Excerpts from a figure dataset:
Segment Open
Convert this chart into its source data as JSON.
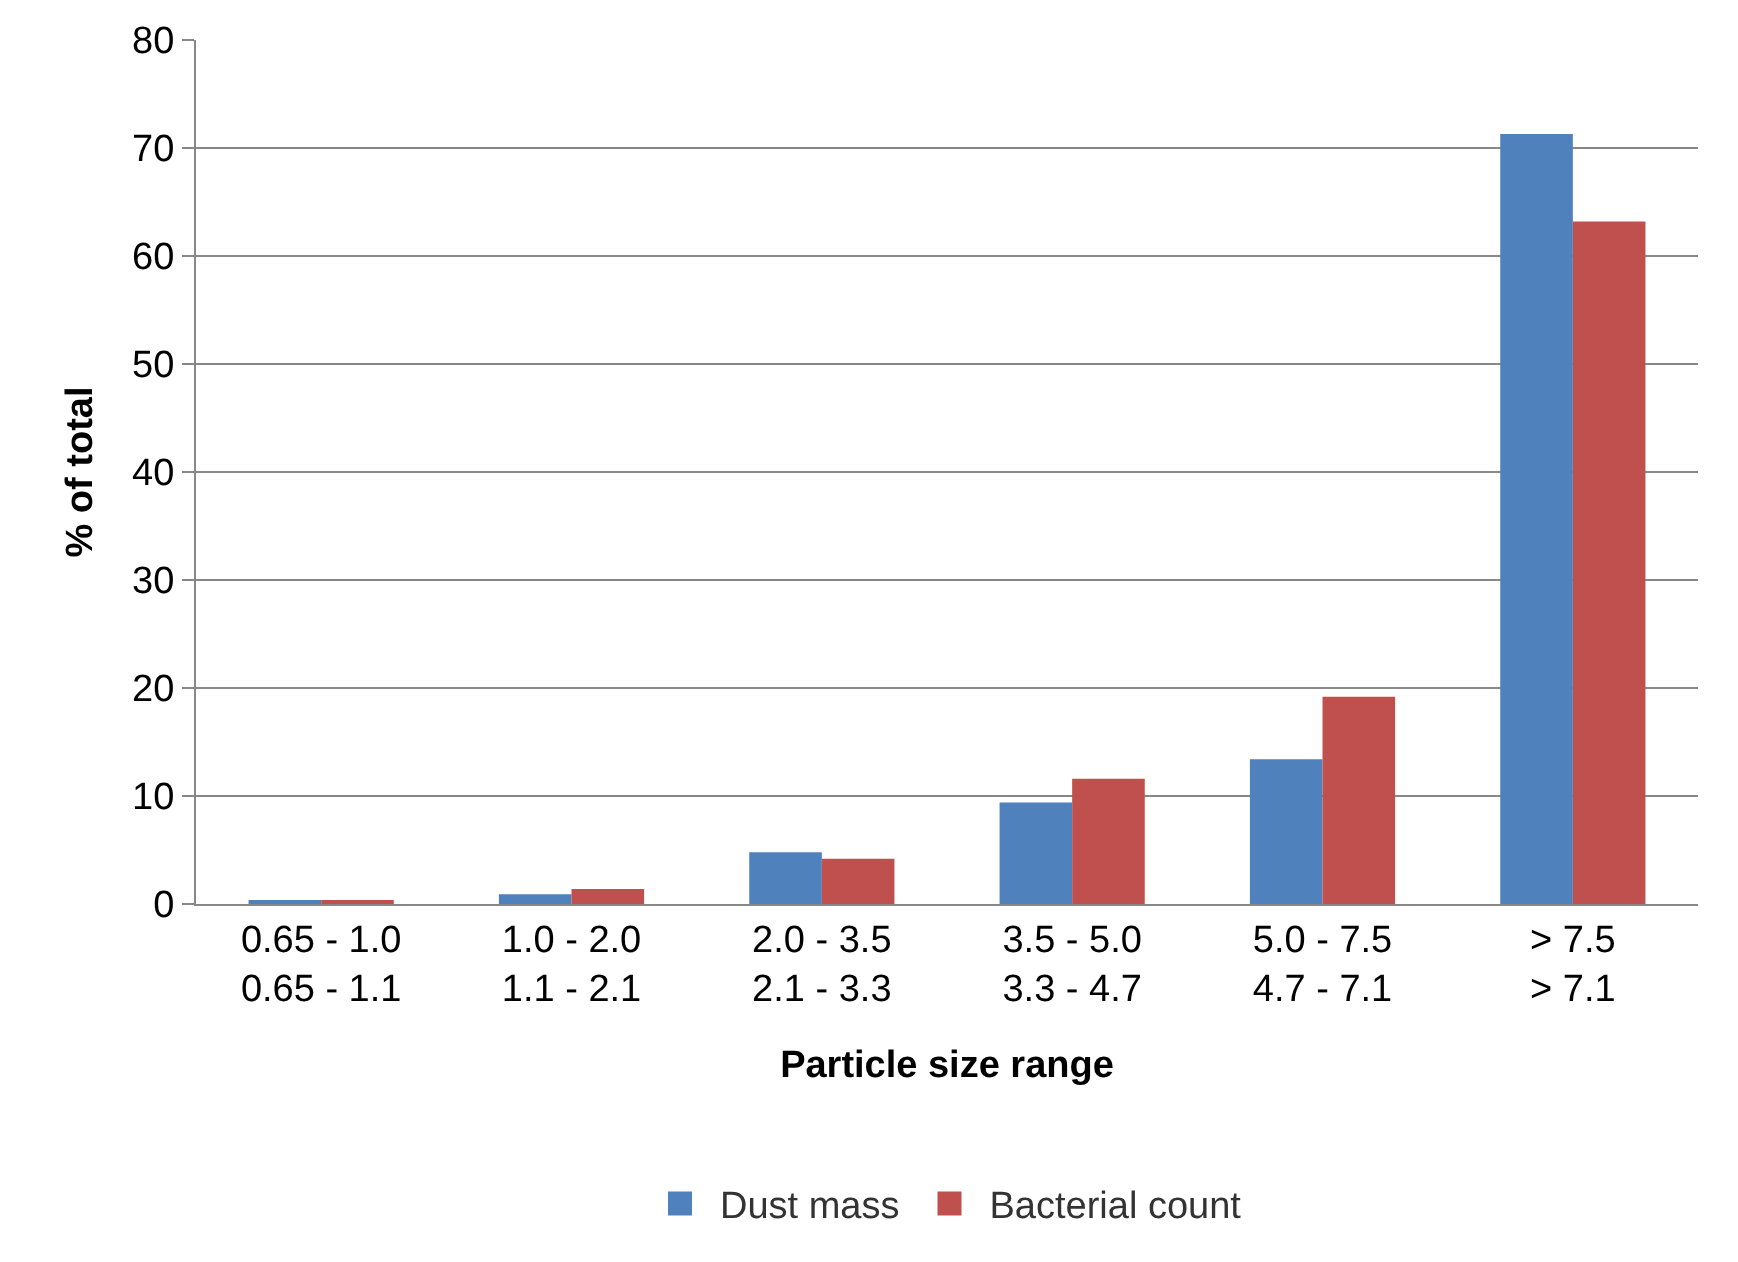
{
  "chart_data": {
    "type": "bar",
    "xlabel": "Particle size range",
    "ylabel": "% of total",
    "categories": [
      "0.65 - 1.0\n0.65 - 1.1",
      "1.0 - 2.0\n1.1 - 2.1",
      "2.0 - 3.5\n2.1 - 3.3",
      "3.5 - 5.0\n3.3 - 4.7",
      "5.0 - 7.5\n4.7 - 7.1",
      "> 7.5\n> 7.1"
    ],
    "series": [
      {
        "name": "Dust mass",
        "color": "#4f81bd",
        "values": [
          0.3,
          0.9,
          4.8,
          9.4,
          13.4,
          71.3
        ]
      },
      {
        "name": "Bacterial count",
        "color": "#c0504d",
        "values": [
          0.3,
          1.4,
          4.2,
          11.6,
          19.2,
          63.2
        ]
      }
    ],
    "ylim": [
      0,
      80
    ],
    "yticks": [
      0,
      10,
      20,
      30,
      40,
      50,
      60,
      70,
      80
    ],
    "grid": "y",
    "legend": "bottom"
  }
}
Segment Closed
_PROBLEM STATEMENT:_ Output every entry above exactly, minus the pictures.

_RESPONSE FOR THIS EXERCISE:_
Convert this chart into its source data as JSON.
{
  "chart_data": {
    "type": "bar",
    "xlabel": "Particle size range",
    "ylabel": "% of total",
    "categories": [
      "0.65 - 1.0\n0.65 - 1.1",
      "1.0 - 2.0\n1.1 - 2.1",
      "2.0 - 3.5\n2.1 - 3.3",
      "3.5 - 5.0\n3.3 - 4.7",
      "5.0 - 7.5\n4.7 - 7.1",
      "> 7.5\n> 7.1"
    ],
    "series": [
      {
        "name": "Dust mass",
        "color": "#4f81bd",
        "values": [
          0.3,
          0.9,
          4.8,
          9.4,
          13.4,
          71.3
        ]
      },
      {
        "name": "Bacterial count",
        "color": "#c0504d",
        "values": [
          0.3,
          1.4,
          4.2,
          11.6,
          19.2,
          63.2
        ]
      }
    ],
    "ylim": [
      0,
      80
    ],
    "yticks": [
      0,
      10,
      20,
      30,
      40,
      50,
      60,
      70,
      80
    ],
    "grid": "y",
    "legend": "bottom"
  }
}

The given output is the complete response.